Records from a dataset
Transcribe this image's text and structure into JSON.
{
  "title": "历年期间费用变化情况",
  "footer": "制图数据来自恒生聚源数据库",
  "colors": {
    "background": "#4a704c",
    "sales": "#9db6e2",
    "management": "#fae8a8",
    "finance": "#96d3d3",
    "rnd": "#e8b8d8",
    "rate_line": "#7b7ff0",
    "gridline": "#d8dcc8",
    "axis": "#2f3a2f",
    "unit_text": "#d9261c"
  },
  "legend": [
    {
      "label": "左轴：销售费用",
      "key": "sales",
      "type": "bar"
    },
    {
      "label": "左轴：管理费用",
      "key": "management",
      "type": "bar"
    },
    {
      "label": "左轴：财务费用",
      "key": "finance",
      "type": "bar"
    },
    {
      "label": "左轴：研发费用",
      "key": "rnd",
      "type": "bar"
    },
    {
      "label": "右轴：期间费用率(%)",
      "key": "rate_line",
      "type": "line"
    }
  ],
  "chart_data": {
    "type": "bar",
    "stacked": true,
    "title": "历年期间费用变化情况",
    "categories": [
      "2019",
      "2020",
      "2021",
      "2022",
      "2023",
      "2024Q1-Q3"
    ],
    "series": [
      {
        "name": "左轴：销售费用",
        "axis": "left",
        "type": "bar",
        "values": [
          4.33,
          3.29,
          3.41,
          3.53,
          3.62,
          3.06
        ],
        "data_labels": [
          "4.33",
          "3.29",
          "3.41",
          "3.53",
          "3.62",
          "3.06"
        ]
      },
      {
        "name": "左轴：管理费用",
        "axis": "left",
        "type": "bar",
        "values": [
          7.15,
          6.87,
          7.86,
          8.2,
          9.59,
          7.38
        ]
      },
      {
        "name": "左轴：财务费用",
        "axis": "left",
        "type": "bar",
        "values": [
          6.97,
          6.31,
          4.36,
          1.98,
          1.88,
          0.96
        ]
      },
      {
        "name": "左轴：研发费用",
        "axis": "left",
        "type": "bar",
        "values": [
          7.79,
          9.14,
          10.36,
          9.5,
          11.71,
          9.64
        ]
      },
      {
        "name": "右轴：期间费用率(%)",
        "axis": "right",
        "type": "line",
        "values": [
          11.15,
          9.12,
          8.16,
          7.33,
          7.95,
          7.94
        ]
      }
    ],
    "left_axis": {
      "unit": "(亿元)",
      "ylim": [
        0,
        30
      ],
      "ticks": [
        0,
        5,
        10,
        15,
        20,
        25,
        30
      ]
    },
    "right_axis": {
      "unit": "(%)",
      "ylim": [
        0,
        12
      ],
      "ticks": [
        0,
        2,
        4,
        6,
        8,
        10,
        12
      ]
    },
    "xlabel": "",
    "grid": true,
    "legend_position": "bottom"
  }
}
--
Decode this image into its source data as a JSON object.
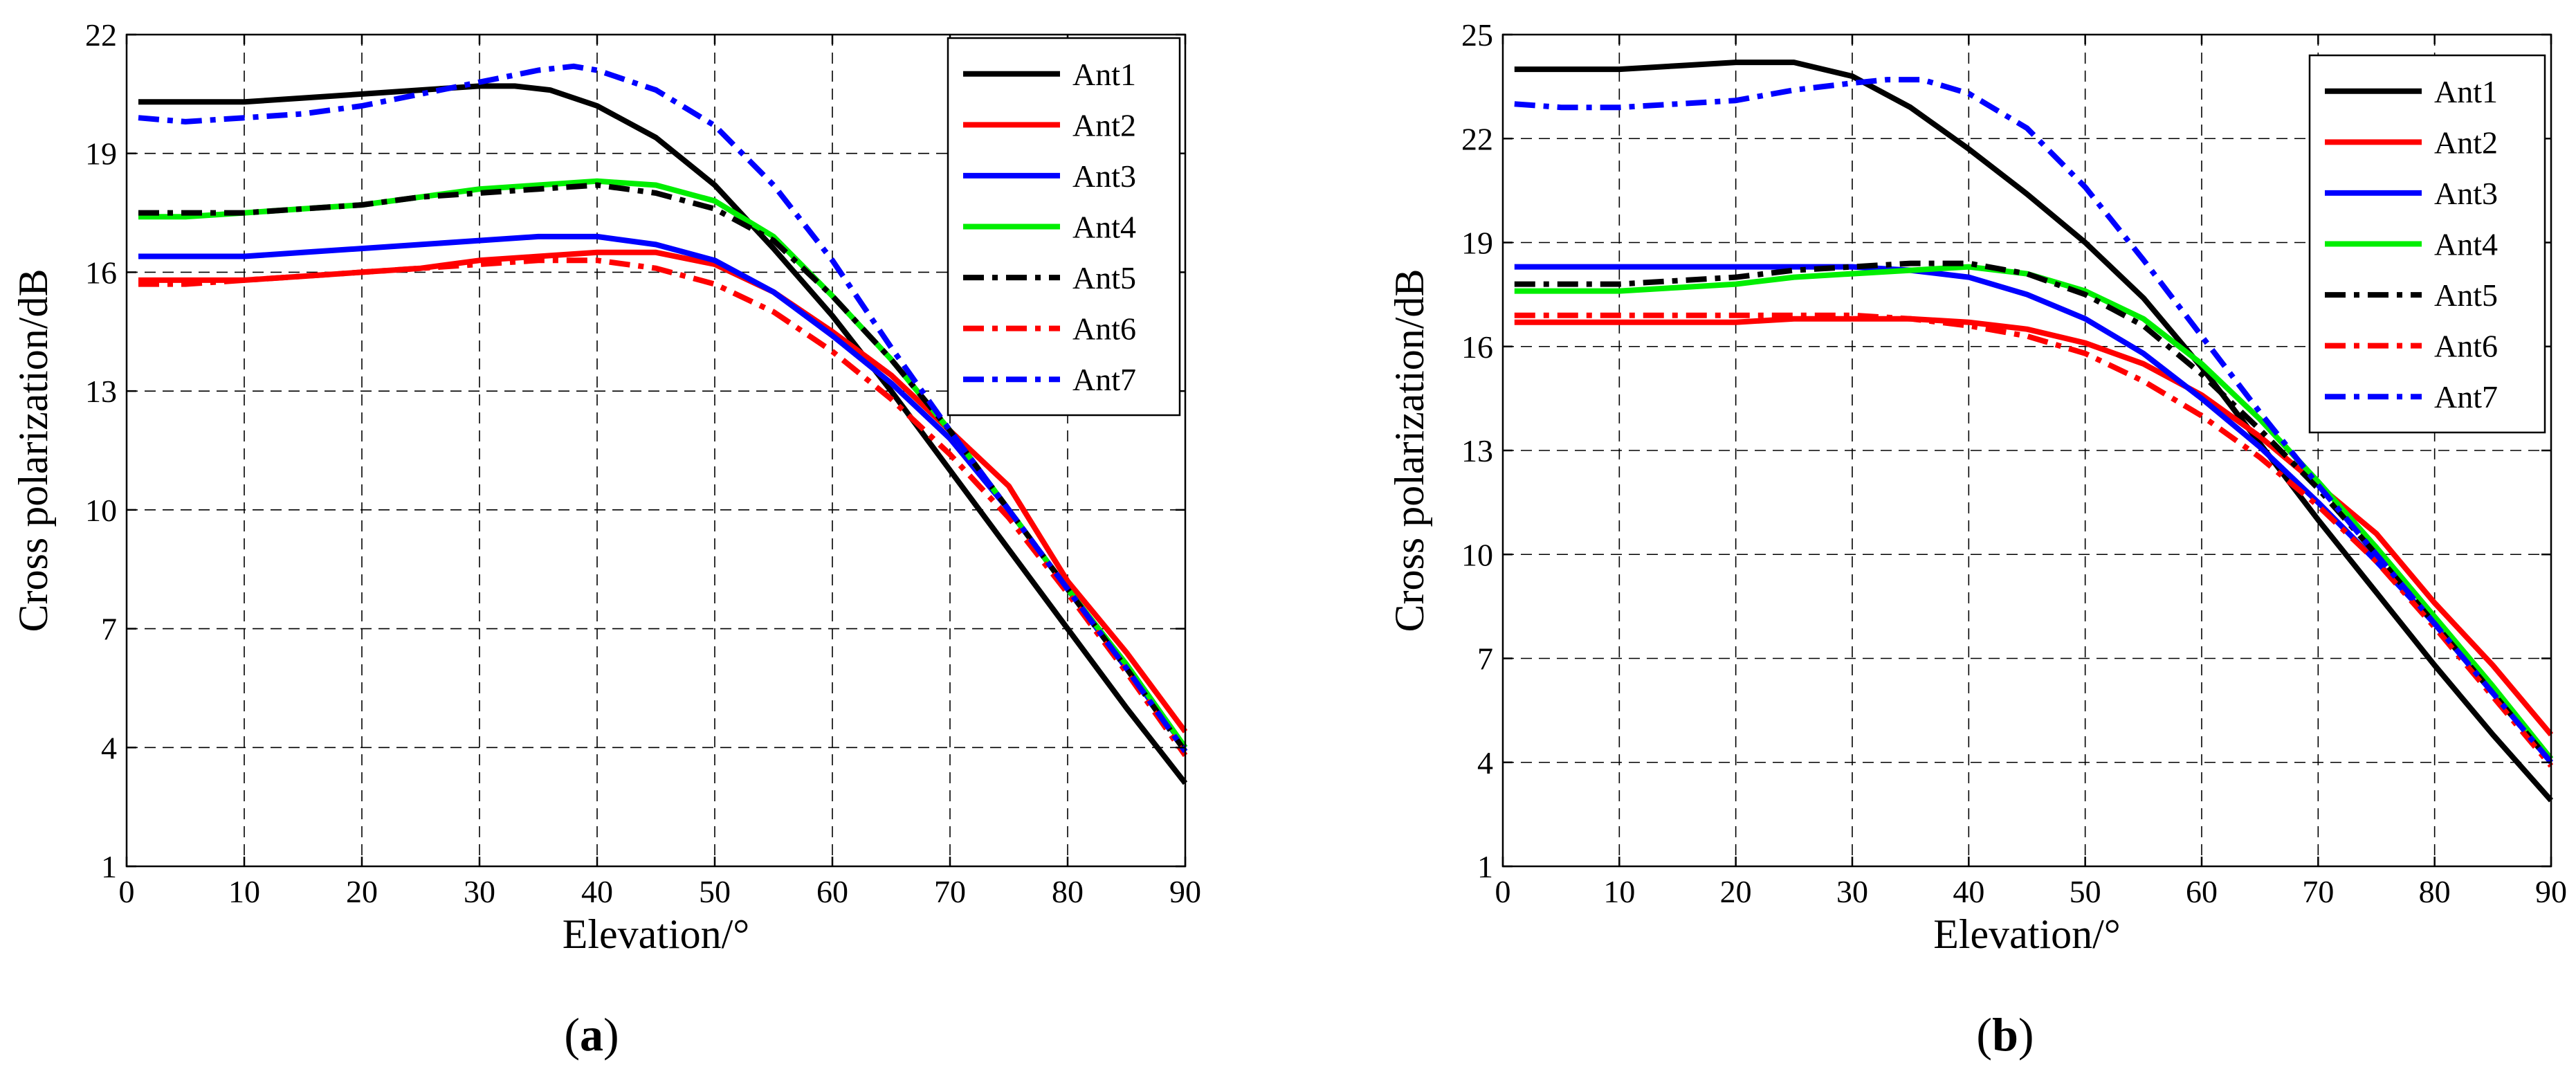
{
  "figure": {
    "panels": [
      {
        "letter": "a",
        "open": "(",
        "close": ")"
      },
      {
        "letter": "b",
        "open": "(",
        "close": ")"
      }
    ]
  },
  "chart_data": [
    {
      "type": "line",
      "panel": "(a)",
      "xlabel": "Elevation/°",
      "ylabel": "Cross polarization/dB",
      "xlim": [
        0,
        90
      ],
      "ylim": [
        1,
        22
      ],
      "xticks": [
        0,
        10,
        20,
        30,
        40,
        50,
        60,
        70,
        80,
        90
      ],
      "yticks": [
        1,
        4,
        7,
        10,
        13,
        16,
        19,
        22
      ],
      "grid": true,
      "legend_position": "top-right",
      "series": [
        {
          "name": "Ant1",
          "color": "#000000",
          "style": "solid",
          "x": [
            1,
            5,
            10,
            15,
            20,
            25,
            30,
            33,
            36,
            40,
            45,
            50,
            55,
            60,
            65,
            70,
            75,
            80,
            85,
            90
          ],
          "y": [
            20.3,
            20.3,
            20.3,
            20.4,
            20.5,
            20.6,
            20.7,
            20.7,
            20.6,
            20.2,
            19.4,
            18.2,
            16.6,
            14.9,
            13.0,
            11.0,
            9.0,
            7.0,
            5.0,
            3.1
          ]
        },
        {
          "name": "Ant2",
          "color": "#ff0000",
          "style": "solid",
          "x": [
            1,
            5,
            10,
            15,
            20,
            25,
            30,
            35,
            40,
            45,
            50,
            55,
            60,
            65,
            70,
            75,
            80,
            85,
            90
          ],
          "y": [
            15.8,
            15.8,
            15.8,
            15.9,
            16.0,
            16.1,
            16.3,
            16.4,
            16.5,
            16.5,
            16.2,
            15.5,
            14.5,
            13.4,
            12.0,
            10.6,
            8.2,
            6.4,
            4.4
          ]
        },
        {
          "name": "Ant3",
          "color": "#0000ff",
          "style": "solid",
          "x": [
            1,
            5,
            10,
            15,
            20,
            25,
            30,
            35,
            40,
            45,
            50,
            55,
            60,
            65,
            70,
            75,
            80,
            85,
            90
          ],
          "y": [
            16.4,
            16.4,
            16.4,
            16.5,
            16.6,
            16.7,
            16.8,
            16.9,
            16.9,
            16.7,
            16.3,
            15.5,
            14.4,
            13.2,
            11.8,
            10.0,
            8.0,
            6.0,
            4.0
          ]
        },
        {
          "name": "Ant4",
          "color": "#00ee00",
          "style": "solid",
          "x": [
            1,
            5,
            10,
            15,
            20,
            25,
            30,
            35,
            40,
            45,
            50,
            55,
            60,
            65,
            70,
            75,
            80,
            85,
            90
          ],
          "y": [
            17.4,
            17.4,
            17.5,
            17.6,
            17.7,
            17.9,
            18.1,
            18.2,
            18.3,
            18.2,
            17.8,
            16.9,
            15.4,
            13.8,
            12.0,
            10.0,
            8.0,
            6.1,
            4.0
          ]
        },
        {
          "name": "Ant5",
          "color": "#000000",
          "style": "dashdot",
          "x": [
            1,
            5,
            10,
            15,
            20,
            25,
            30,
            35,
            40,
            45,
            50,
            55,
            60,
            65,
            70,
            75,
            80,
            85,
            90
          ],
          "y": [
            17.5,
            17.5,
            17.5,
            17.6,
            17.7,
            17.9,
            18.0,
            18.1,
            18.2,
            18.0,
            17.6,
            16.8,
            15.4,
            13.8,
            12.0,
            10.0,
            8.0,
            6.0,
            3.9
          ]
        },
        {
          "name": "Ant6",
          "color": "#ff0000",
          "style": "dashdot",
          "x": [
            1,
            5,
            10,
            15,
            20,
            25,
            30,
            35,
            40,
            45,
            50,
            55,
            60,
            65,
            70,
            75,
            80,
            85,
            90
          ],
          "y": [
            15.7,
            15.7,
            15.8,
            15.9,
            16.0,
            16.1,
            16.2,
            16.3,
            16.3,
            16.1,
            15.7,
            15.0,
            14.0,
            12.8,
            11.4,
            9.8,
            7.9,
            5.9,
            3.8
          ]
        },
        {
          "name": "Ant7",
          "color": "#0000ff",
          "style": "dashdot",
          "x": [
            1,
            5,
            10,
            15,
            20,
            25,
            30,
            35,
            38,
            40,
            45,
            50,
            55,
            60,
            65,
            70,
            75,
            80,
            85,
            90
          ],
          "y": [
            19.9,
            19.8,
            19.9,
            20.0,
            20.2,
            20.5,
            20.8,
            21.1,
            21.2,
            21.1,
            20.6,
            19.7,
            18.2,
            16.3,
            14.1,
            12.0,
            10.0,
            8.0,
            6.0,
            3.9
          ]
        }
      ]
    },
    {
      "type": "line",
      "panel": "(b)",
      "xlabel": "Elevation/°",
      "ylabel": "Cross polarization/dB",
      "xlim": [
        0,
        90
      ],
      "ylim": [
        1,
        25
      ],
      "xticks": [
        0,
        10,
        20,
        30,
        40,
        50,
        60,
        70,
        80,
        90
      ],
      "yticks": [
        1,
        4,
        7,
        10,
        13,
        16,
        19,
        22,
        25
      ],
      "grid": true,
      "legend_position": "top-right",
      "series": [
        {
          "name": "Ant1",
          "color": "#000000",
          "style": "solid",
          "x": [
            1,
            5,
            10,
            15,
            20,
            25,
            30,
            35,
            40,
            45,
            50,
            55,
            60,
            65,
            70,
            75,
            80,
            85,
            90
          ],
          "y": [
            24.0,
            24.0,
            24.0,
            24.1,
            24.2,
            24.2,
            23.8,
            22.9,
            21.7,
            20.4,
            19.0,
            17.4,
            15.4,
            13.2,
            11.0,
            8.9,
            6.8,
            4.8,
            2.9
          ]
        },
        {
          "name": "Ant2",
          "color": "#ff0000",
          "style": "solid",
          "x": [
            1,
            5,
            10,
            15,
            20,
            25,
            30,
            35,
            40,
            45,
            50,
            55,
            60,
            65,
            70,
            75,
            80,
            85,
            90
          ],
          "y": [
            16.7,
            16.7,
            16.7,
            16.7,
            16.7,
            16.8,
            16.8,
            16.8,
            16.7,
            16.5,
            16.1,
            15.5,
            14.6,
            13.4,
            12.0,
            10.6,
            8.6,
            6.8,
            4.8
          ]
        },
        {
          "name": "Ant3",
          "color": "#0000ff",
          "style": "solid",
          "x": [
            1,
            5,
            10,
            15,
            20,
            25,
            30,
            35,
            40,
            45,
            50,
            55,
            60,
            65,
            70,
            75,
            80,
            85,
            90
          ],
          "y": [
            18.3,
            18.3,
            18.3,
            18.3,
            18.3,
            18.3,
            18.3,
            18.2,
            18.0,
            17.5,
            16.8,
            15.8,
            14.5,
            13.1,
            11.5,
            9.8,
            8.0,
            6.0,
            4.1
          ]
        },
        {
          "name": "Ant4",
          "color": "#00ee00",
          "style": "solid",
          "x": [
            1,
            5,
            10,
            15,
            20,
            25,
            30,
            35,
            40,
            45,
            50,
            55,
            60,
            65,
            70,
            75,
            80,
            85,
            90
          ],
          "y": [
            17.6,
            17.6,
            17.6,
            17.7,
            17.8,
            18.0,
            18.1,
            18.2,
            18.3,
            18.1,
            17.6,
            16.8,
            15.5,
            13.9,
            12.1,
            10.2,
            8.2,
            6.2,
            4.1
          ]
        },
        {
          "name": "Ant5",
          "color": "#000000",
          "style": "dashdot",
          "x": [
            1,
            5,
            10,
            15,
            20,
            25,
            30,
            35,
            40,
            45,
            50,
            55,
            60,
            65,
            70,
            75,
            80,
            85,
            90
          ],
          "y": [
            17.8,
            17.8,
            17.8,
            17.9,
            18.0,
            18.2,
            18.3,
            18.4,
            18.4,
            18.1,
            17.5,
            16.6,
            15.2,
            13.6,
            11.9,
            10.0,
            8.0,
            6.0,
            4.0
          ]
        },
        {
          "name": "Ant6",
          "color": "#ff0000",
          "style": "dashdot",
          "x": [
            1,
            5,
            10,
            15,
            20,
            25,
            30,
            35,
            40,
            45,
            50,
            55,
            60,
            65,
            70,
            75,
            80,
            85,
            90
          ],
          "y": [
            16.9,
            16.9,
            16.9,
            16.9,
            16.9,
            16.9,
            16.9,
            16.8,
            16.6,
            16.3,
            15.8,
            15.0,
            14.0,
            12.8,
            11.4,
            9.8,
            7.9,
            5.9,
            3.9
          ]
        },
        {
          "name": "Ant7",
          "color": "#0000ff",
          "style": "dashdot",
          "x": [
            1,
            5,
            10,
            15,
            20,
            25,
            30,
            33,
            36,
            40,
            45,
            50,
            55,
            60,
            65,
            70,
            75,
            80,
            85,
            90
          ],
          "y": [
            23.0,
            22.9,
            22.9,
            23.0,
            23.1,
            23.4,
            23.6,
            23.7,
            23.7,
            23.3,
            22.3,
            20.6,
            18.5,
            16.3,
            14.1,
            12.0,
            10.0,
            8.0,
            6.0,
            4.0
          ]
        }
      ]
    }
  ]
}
---
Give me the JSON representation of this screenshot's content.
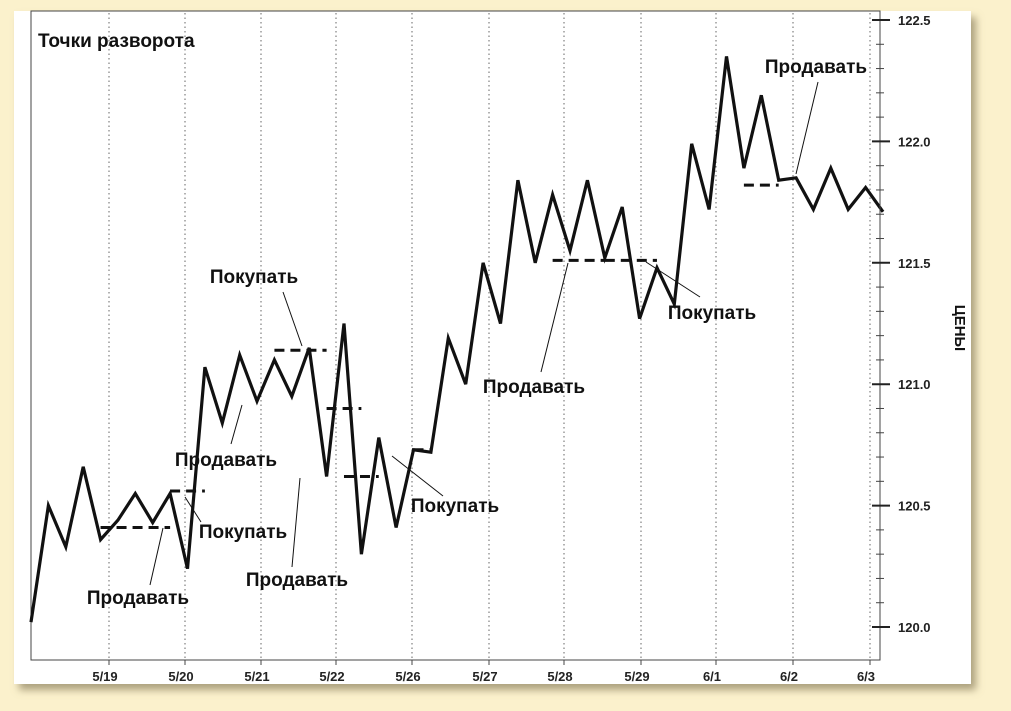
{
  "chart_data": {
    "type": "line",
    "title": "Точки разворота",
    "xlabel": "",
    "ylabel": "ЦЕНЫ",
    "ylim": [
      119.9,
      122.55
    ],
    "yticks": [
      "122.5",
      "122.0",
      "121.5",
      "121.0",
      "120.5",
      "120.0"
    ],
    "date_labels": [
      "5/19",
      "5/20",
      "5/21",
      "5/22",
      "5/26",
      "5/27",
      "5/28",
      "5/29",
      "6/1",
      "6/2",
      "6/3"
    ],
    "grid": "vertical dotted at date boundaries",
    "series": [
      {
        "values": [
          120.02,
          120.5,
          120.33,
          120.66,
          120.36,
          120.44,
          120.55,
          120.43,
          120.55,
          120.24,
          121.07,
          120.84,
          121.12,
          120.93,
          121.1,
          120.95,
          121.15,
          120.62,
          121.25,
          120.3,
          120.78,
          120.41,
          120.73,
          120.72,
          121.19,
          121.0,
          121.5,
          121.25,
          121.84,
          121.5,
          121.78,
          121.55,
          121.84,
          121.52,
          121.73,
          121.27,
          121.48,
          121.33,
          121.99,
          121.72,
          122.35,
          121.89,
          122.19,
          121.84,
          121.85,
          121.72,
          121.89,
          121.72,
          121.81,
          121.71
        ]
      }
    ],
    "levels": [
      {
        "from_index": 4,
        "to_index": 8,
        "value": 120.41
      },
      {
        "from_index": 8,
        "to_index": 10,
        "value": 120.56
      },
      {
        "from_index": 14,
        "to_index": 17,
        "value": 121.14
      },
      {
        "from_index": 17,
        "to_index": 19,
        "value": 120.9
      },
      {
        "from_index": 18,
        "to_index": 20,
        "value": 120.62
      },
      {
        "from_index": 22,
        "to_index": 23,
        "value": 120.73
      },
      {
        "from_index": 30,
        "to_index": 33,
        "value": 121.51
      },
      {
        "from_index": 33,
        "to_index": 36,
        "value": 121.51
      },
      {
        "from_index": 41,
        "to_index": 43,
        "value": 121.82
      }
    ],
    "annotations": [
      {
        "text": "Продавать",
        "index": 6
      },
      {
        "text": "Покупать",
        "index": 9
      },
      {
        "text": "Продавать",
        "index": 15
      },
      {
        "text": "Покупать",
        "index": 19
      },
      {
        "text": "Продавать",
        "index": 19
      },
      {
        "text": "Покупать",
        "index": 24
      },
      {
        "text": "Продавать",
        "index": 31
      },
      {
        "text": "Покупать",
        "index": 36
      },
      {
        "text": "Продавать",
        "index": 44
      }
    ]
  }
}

Problem statement —
Above are some records. Count the lines among them with the word "into", and answer with the number only.

Solved exercise —
2